■ TASK TO CARRY OUT:
Reproduce each line exactly.

■ RECORD LIST:
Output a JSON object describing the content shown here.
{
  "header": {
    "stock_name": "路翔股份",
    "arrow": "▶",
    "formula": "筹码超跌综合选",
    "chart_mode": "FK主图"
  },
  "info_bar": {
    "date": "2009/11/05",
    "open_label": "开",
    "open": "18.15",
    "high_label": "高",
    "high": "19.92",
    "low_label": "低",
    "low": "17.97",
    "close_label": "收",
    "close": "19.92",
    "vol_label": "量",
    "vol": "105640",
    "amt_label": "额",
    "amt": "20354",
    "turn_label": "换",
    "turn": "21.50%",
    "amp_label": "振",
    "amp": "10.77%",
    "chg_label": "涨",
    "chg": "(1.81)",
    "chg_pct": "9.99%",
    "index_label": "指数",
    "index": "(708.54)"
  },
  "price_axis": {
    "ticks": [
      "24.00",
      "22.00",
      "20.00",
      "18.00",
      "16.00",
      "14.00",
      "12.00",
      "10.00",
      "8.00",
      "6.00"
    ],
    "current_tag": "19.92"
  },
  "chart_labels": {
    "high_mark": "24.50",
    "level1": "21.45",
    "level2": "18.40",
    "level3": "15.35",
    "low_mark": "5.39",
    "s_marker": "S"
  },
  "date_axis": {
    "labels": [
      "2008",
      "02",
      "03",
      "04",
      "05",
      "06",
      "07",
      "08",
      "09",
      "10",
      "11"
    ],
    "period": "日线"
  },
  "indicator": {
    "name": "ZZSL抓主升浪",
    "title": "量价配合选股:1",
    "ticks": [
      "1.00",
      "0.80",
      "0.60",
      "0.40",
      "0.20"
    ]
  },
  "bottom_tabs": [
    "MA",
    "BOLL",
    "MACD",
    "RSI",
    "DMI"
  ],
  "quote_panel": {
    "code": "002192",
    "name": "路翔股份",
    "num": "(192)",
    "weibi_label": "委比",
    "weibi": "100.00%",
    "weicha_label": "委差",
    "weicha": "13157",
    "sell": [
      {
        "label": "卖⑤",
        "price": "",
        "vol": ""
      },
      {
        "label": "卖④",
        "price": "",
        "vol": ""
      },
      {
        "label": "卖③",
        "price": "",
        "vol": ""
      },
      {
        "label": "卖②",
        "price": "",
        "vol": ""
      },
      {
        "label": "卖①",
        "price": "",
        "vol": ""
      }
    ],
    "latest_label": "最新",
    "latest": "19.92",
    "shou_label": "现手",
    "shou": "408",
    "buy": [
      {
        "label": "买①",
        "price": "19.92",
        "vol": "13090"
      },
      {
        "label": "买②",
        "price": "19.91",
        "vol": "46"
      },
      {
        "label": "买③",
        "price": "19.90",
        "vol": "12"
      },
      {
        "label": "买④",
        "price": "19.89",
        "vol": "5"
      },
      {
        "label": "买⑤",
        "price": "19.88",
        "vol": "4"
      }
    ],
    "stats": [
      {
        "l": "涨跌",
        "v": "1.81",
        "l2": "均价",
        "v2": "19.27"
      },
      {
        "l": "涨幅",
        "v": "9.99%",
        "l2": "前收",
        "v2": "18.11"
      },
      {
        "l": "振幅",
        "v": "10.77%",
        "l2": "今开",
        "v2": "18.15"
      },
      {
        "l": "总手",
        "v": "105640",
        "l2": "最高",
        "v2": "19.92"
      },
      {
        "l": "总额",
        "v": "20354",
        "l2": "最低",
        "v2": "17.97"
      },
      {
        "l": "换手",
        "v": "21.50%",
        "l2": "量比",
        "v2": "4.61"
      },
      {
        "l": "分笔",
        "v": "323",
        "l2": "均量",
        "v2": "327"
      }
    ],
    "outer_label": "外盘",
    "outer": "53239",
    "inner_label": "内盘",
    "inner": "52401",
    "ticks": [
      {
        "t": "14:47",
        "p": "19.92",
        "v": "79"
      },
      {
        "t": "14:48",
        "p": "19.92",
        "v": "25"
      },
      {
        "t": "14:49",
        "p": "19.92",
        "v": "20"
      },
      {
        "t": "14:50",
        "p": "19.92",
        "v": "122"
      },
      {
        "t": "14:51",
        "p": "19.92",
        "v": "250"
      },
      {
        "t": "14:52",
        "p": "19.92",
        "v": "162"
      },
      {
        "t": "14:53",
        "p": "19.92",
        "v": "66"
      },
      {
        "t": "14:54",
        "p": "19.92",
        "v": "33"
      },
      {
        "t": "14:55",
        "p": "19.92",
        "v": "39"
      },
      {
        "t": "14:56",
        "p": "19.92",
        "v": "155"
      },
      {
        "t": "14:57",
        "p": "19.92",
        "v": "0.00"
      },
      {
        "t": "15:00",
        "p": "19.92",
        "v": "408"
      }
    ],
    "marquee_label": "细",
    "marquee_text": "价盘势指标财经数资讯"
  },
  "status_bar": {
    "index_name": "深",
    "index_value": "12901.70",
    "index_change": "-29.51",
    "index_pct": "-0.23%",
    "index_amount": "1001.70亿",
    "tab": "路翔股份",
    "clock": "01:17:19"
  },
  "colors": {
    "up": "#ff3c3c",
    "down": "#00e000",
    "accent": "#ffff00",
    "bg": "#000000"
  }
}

■ SOLUTION:
Output a JSON object describing the content shown here.
{
  "header": {
    "stock_name": "路翔股份",
    "arrow": "▶",
    "formula": "筹码超跌综合选",
    "chart_mode": "FK主图"
  },
  "info_bar": {
    "date": "2009/11/05",
    "open_label": "开",
    "open": "18.15",
    "high_label": "高",
    "high": "19.92",
    "low_label": "低",
    "low": "17.97",
    "close_label": "收",
    "close": "19.92",
    "vol_label": "量",
    "vol": "105640",
    "amt_label": "额",
    "amt": "20354",
    "turn_label": "换",
    "turn": "21.50%",
    "amp_label": "振",
    "amp": "10.77%",
    "chg_label": "涨",
    "chg": "(1.81)",
    "chg_pct": "9.99%",
    "index_label": "指数",
    "index": "(708.54)"
  },
  "price_axis": {
    "ticks": [
      "24.00",
      "22.00",
      "20.00",
      "18.00",
      "16.00",
      "14.00",
      "12.00",
      "10.00",
      "8.00",
      "6.00"
    ],
    "current_tag": "19.92"
  },
  "chart_labels": {
    "high_mark": "24.50",
    "level1": "21.45",
    "level2": "18.40",
    "level3": "15.35",
    "low_mark": "5.39",
    "s_marker": "S"
  },
  "date_axis": {
    "labels": [
      "2008",
      "02",
      "03",
      "04",
      "05",
      "06",
      "07",
      "08",
      "09",
      "10",
      "11"
    ],
    "period": "日线"
  },
  "indicator": {
    "name": "ZZSL抓主升浪",
    "title": "量价配合选股:1",
    "ticks": [
      "1.00",
      "0.80",
      "0.60",
      "0.40",
      "0.20"
    ]
  },
  "bottom_tabs": [
    "MA",
    "BOLL",
    "MACD",
    "RSI",
    "DMI"
  ],
  "quote_panel": {
    "code": "002192",
    "name": "路翔股份",
    "num": "(192)",
    "weibi_label": "委比",
    "weibi": "100.00%",
    "weicha_label": "委差",
    "weicha": "13157",
    "sell": [
      {
        "label": "卖⑤",
        "price": "",
        "vol": ""
      },
      {
        "label": "卖④",
        "price": "",
        "vol": ""
      },
      {
        "label": "卖③",
        "price": "",
        "vol": ""
      },
      {
        "label": "卖②",
        "price": "",
        "vol": ""
      },
      {
        "label": "卖①",
        "price": "",
        "vol": ""
      }
    ],
    "latest_label": "最新",
    "latest": "19.92",
    "shou_label": "现手",
    "shou": "408",
    "buy": [
      {
        "label": "买①",
        "price": "19.92",
        "vol": "13090"
      },
      {
        "label": "买②",
        "price": "19.91",
        "vol": "46"
      },
      {
        "label": "买③",
        "price": "19.90",
        "vol": "12"
      },
      {
        "label": "买④",
        "price": "19.89",
        "vol": "5"
      },
      {
        "label": "买⑤",
        "price": "19.88",
        "vol": "4"
      }
    ],
    "stats": [
      {
        "l": "涨跌",
        "v": "1.81",
        "l2": "均价",
        "v2": "19.27"
      },
      {
        "l": "涨幅",
        "v": "9.99%",
        "l2": "前收",
        "v2": "18.11"
      },
      {
        "l": "振幅",
        "v": "10.77%",
        "l2": "今开",
        "v2": "18.15"
      },
      {
        "l": "总手",
        "v": "105640",
        "l2": "最高",
        "v2": "19.92"
      },
      {
        "l": "总额",
        "v": "20354",
        "l2": "最低",
        "v2": "17.97"
      },
      {
        "l": "换手",
        "v": "21.50%",
        "l2": "量比",
        "v2": "4.61"
      },
      {
        "l": "分笔",
        "v": "323",
        "l2": "均量",
        "v2": "327"
      }
    ],
    "outer_label": "外盘",
    "outer": "53239",
    "inner_label": "内盘",
    "inner": "52401",
    "ticks": [
      {
        "t": "14:47",
        "p": "19.92",
        "v": "79"
      },
      {
        "t": "14:48",
        "p": "19.92",
        "v": "25"
      },
      {
        "t": "14:49",
        "p": "19.92",
        "v": "20"
      },
      {
        "t": "14:50",
        "p": "19.92",
        "v": "122"
      },
      {
        "t": "14:51",
        "p": "19.92",
        "v": "250"
      },
      {
        "t": "14:52",
        "p": "19.92",
        "v": "162"
      },
      {
        "t": "14:53",
        "p": "19.92",
        "v": "66"
      },
      {
        "t": "14:54",
        "p": "19.92",
        "v": "33"
      },
      {
        "t": "14:55",
        "p": "19.92",
        "v": "39"
      },
      {
        "t": "14:56",
        "p": "19.92",
        "v": "155"
      },
      {
        "t": "14:57",
        "p": "19.92",
        "v": "0.00"
      },
      {
        "t": "15:00",
        "p": "19.92",
        "v": "408"
      }
    ],
    "marquee_label": "细",
    "marquee_text": "价盘势指标财经数资讯"
  },
  "status_bar": {
    "index_name": "深",
    "index_value": "12901.70",
    "index_change": "-29.51",
    "index_pct": "-0.23%",
    "index_amount": "1001.70亿",
    "tab": "路翔股份",
    "clock": "01:17:19"
  },
  "colors": {
    "up": "#ff3c3c",
    "down": "#00e000",
    "accent": "#ffff00",
    "bg": "#000000"
  }
}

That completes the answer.